## Problem statement
Repeat the records below exactly, leaving out every picture.

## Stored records

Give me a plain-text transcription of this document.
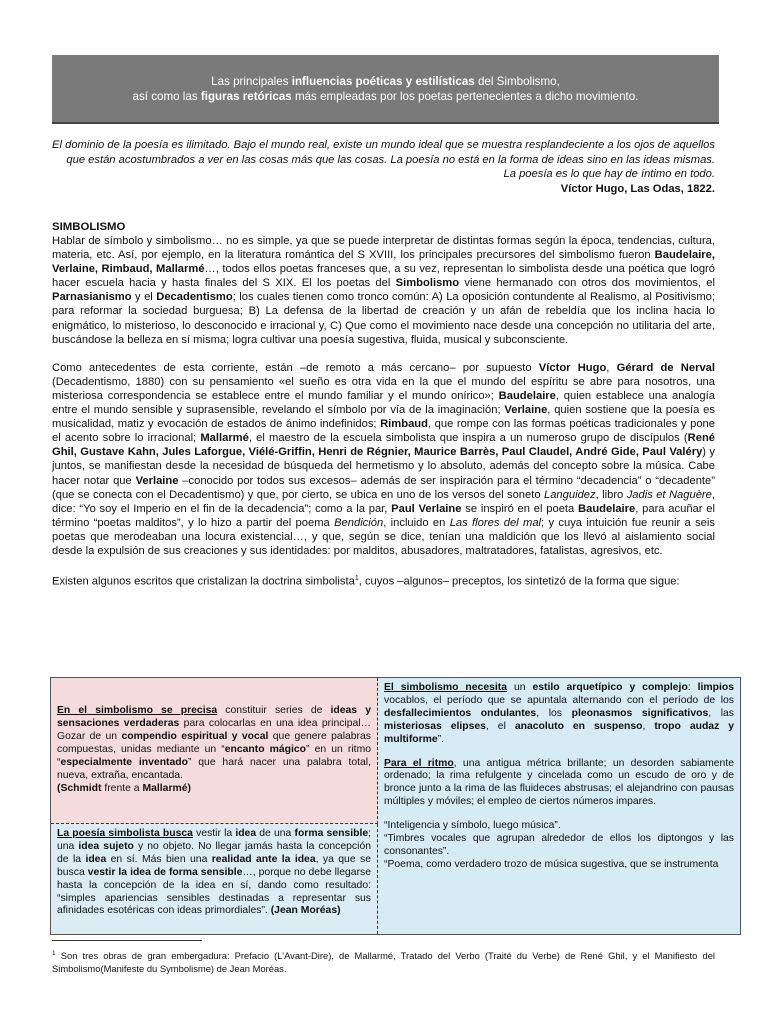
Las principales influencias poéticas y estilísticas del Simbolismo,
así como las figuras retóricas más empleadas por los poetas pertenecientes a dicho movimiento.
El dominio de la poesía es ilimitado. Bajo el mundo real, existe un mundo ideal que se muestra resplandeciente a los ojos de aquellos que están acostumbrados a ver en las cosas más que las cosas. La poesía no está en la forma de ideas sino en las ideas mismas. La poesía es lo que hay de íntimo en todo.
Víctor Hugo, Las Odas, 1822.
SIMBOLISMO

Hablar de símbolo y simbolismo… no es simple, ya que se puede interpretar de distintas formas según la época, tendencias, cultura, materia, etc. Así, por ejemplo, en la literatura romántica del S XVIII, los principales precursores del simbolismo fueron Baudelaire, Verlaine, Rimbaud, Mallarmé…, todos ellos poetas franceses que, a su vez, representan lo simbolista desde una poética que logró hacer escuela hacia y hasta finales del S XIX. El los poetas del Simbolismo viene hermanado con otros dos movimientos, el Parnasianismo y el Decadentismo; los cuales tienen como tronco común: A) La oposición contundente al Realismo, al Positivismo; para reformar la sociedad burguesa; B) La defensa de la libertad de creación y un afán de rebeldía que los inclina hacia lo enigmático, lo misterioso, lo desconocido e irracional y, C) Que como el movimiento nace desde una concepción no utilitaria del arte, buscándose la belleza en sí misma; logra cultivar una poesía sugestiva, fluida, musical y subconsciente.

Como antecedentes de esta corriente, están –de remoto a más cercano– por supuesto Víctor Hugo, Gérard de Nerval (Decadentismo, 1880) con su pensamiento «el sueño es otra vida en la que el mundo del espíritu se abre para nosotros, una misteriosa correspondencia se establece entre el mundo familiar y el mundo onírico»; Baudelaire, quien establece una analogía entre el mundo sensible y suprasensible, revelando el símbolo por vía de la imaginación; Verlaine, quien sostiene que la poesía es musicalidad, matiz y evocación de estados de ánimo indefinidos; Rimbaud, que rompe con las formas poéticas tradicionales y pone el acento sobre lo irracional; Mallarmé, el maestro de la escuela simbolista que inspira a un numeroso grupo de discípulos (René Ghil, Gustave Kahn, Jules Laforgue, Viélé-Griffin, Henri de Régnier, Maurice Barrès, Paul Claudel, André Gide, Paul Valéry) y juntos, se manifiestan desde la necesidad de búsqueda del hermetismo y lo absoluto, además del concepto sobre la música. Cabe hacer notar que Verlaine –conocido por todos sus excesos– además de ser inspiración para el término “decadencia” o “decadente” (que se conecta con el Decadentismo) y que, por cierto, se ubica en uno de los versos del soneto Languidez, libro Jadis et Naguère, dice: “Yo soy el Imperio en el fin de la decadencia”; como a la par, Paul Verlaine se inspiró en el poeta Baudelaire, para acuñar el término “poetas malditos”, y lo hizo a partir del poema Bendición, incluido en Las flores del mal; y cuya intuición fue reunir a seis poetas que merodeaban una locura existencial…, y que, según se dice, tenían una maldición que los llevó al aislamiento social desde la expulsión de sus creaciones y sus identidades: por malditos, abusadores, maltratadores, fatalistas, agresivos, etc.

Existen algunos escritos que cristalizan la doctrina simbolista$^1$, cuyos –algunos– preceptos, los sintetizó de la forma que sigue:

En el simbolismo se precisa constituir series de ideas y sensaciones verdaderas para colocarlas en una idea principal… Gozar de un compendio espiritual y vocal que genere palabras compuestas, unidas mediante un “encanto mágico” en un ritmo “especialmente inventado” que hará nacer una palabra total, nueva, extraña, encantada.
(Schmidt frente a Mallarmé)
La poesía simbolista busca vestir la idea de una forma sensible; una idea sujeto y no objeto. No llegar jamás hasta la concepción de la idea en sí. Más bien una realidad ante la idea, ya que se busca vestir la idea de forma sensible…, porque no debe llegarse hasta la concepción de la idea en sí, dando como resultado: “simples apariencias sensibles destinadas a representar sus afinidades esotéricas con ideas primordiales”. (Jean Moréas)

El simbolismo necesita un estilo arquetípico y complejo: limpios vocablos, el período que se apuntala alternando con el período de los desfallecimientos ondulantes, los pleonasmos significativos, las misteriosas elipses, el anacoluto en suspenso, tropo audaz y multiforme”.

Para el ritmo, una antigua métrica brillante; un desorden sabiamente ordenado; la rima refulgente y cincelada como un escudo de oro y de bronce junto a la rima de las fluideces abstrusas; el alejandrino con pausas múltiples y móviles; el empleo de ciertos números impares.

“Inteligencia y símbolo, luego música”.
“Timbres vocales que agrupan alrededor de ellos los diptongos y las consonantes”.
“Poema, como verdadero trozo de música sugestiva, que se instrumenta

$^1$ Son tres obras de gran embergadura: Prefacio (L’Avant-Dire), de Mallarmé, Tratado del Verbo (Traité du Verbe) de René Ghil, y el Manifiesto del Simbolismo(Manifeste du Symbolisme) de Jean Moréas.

## Response to the task
Give me a plain-text transcription of this document.
Las principales influencias poéticas y estilísticas del Simbolismo,
así como las figuras retóricas más empleadas por los poetas pertenecientes a dicho movimiento.
El dominio de la poesía es ilimitado. Bajo el mundo real, existe un mundo ideal que se muestra resplandeciente a los ojos de aquellos que están acostumbrados a ver en las cosas más que las cosas. La poesía no está en la forma de ideas sino en las ideas mismas. La poesía es lo que hay de íntimo en todo.
Víctor Hugo, Las Odas, 1822.
SIMBOLISMO

Hablar de símbolo y simbolismo… no es simple, ya que se puede interpretar de distintas formas según la época, tendencias, cultura, materia, etc. Así, por ejemplo, en la literatura romántica del S XVIII, los principales precursores del simbolismo fueron Baudelaire, Verlaine, Rimbaud, Mallarmé…, todos ellos poetas franceses que, a su vez, representan lo simbolista desde una poética que logró hacer escuela hacia y hasta finales del S XIX. El los poetas del Simbolismo viene hermanado con otros dos movimientos, el Parnasianismo y el Decadentismo; los cuales tienen como tronco común: A) La oposición contundente al Realismo, al Positivismo; para reformar la sociedad burguesa; B) La defensa de la libertad de creación y un afán de rebeldía que los inclina hacia lo enigmático, lo misterioso, lo desconocido e irracional y, C) Que como el movimiento nace desde una concepción no utilitaria del arte, buscándose la belleza en sí misma; logra cultivar una poesía sugestiva, fluida, musical y subconsciente.

Como antecedentes de esta corriente, están –de remoto a más cercano– por supuesto Víctor Hugo, Gérard de Nerval (Decadentismo, 1880) con su pensamiento «el sueño es otra vida en la que el mundo del espíritu se abre para nosotros, una misteriosa correspondencia se establece entre el mundo familiar y el mundo onírico»; Baudelaire, quien establece una analogía entre el mundo sensible y suprasensible, revelando el símbolo por vía de la imaginación; Verlaine, quien sostiene que la poesía es musicalidad, matiz y evocación de estados de ánimo indefinidos; Rimbaud, que rompe con las formas poéticas tradicionales y pone el acento sobre lo irracional; Mallarmé, el maestro de la escuela simbolista que inspira a un numeroso grupo de discípulos (René Ghil, Gustave Kahn, Jules Laforgue, Viélé-Griffin, Henri de Régnier, Maurice Barrès, Paul Claudel, André Gide, Paul Valéry) y juntos, se manifiestan desde la necesidad de búsqueda del hermetismo y lo absoluto, además del concepto sobre la música. Cabe hacer notar que Verlaine –conocido por todos sus excesos– además de ser inspiración para el término “decadencia” o “decadente” (que se conecta con el Decadentismo) y que, por cierto, se ubica en uno de los versos del soneto Languidez, libro Jadis et Naguère, dice: “Yo soy el Imperio en el fin de la decadencia”; como a la par, Paul Verlaine se inspiró en el poeta Baudelaire, para acuñar el término “poetas malditos”, y lo hizo a partir del poema Bendición, incluido en Las flores del mal; y cuya intuición fue reunir a seis poetas que merodeaban una locura existencial…, y que, según se dice, tenían una maldición que los llevó al aislamiento social desde la expulsión de sus creaciones y sus identidades: por malditos, abusadores, maltratadores, fatalistas, agresivos, etc.

Existen algunos escritos que cristalizan la doctrina simbolista$^1$, cuyos –algunos– preceptos, los sintetizó de la forma que sigue:

En el simbolismo se precisa constituir series de ideas y sensaciones verdaderas para colocarlas en una idea principal… Gozar de un compendio espiritual y vocal que genere palabras compuestas, unidas mediante un “encanto mágico” en un ritmo “especialmente inventado” que hará nacer una palabra total, nueva, extraña, encantada.
(Schmidt frente a Mallarmé)
La poesía simbolista busca vestir la idea de una forma sensible; una idea sujeto y no objeto. No llegar jamás hasta la concepción de la idea en sí. Más bien una realidad ante la idea, ya que se busca vestir la idea de forma sensible…, porque no debe llegarse hasta la concepción de la idea en sí, dando como resultado: “simples apariencias sensibles destinadas a representar sus afinidades esotéricas con ideas primordiales”. (Jean Moréas)

El simbolismo necesita un estilo arquetípico y complejo: limpios vocablos, el período que se apuntala alternando con el período de los desfallecimientos ondulantes, los pleonasmos significativos, las misteriosas elipses, el anacoluto en suspenso, tropo audaz y multiforme”.

Para el ritmo, una antigua métrica brillante; un desorden sabiamente ordenado; la rima refulgente y cincelada como un escudo de oro y de bronce junto a la rima de las fluideces abstrusas; el alejandrino con pausas múltiples y móviles; el empleo de ciertos números impares.

“Inteligencia y símbolo, luego música”.
“Timbres vocales que agrupan alrededor de ellos los diptongos y las consonantes”.
“Poema, como verdadero trozo de música sugestiva, que se instrumenta

$^1$ Son tres obras de gran embergadura: Prefacio (L’Avant-Dire), de Mallarmé, Tratado del Verbo (Traité du Verbe) de René Ghil, y el Manifiesto del Simbolismo(Manifeste du Symbolisme) de Jean Moréas.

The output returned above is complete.